• [OBJECTIVE]:
Make a verbatim copy of the entries below; pictures stay out.
※
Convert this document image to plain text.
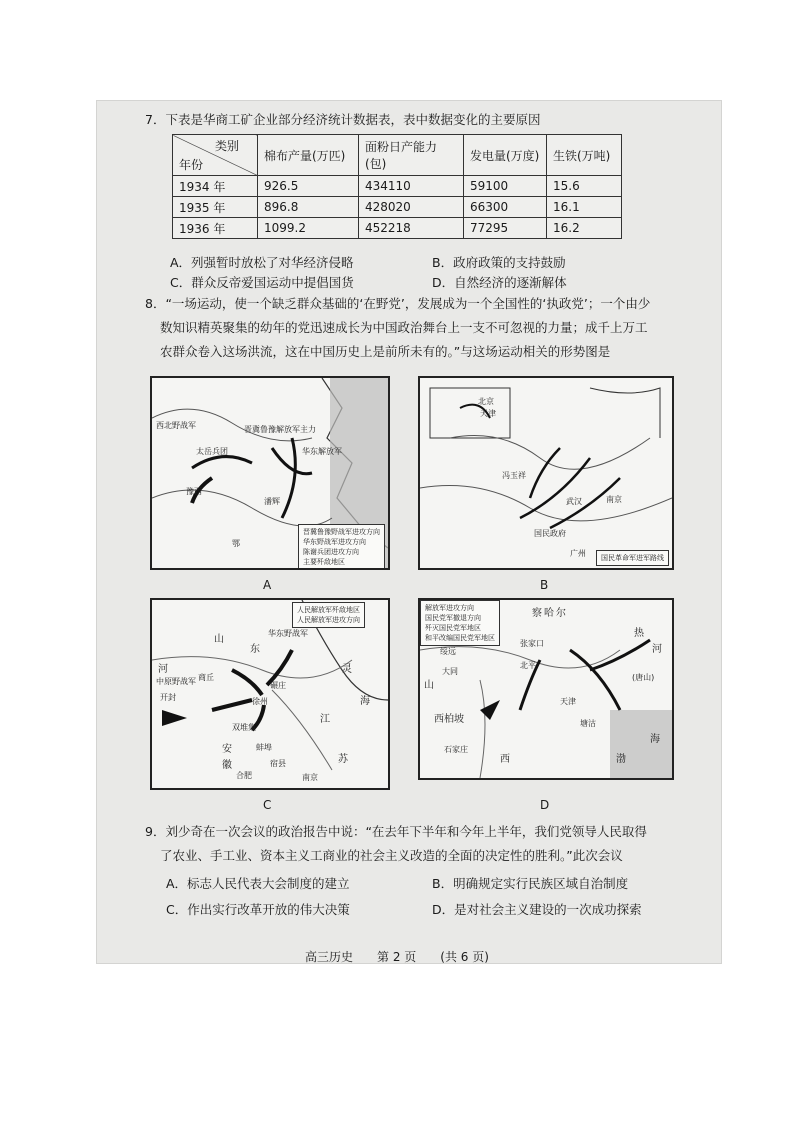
7．下表是华商工矿企业部分经济统计数据表，表中数据变化的主要原因
类别
年份	棉布产量(万匹)	面粉日产能力(包)	发电量(万度)	生铁(万吨)
1934 年	926.5	434110	59100	15.6
1935 年	896.8	428020	66300	16.1
1936 年	1099.2	452218	77295	16.2
A．列强暂时放松了对华经济侵略	B．政府政策的支持鼓励
C．群众反帝爱国运动中提倡国货	D．自然经济的逐渐解体
8．“一场运动，使一个缺乏群众基础的‘在野党’，发展成为一个全国性的‘执政党’；一个由少
数知识精英聚集的幼年的党迅速成长为中国政治舞台上一支不可忽视的力量；成千上万工
农群众卷入这场洪流，这在中国历史上是前所未有的。”与这场运动相关的形势图是
西北野战军
太岳兵团
晋冀鲁豫解放军主力
华东解放军
潘辉
豫西
鄂
晋冀鲁豫野战军进攻方向
华东野战军进攻方向
陈谢兵团进攻方向
主要歼敌地区
A
北京
天津
冯玉祥
国民政府
广州
武汉	南京
国民革命军进军路线
B
山
东
华东野战军
河
中原野战军
开封
商丘
碾庄
徐州
双堆集
安
徽
蚌埠
合肥	南京
江
苏
海
灵
宿县
人民解放军歼敌地区
人民解放军进攻方向
C
察 哈 尔
热
河
绥远
大同
张家口
北平
天津
塘沽
西柏坡
石家庄
山
西	渤
海
(唐山)
解放军进攻方向
国民党军撤退方向
歼灭国民党军地区
和平改编国民党军地区
D
9．刘少奇在一次会议的政治报告中说：“在去年下半年和今年上半年，我们党领导人民取得
了农业、手工业、资本主义工商业的社会主义改造的全面的决定性的胜利。”此次会议
A．标志人民代表大会制度的建立	B．明确规定实行民族区域自治制度
C．作出实行改革开放的伟大决策	D．是对社会主义建设的一次成功探索
高三历史　　第 2 页　　(共 6 页)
※
• [RESPONSE]:
Convert this document image to plain text.
7．下表是华商工矿企业部分经济统计数据表，表中数据变化的主要原因
类别
年份	棉布产量(万匹)	面粉日产能力(包)	发电量(万度)	生铁(万吨)
1934 年	926.5	434110	59100	15.6
1935 年	896.8	428020	66300	16.1
1936 年	1099.2	452218	77295	16.2
A．列强暂时放松了对华经济侵略	B．政府政策的支持鼓励
C．群众反帝爱国运动中提倡国货	D．自然经济的逐渐解体
8．“一场运动，使一个缺乏群众基础的‘在野党’，发展成为一个全国性的‘执政党’；一个由少
数知识精英聚集的幼年的党迅速成长为中国政治舞台上一支不可忽视的力量；成千上万工
农群众卷入这场洪流，这在中国历史上是前所未有的。”与这场运动相关的形势图是
西北野战军
太岳兵团
晋冀鲁豫解放军主力
华东解放军
潘辉
豫西
鄂
晋冀鲁豫野战军进攻方向
华东野战军进攻方向
陈谢兵团进攻方向
主要歼敌地区
A
北京
天津
冯玉祥
国民政府
广州
武汉	南京
国民革命军进军路线
B
山
东
华东野战军
河
中原野战军
开封
商丘
碾庄
徐州
双堆集
安
徽
蚌埠
合肥	南京
江
苏
海
灵
宿县
人民解放军歼敌地区
人民解放军进攻方向
C
察 哈 尔
热
河
绥远
大同
张家口
北平
天津
塘沽
西柏坡
石家庄
山
西	渤
海
(唐山)
解放军进攻方向
国民党军撤退方向
歼灭国民党军地区
和平改编国民党军地区
D
9．刘少奇在一次会议的政治报告中说：“在去年下半年和今年上半年，我们党领导人民取得
了农业、手工业、资本主义工商业的社会主义改造的全面的决定性的胜利。”此次会议
A．标志人民代表大会制度的建立	B．明确规定实行民族区域自治制度
C．作出实行改革开放的伟大决策	D．是对社会主义建设的一次成功探索
高三历史　　第 2 页　　(共 6 页)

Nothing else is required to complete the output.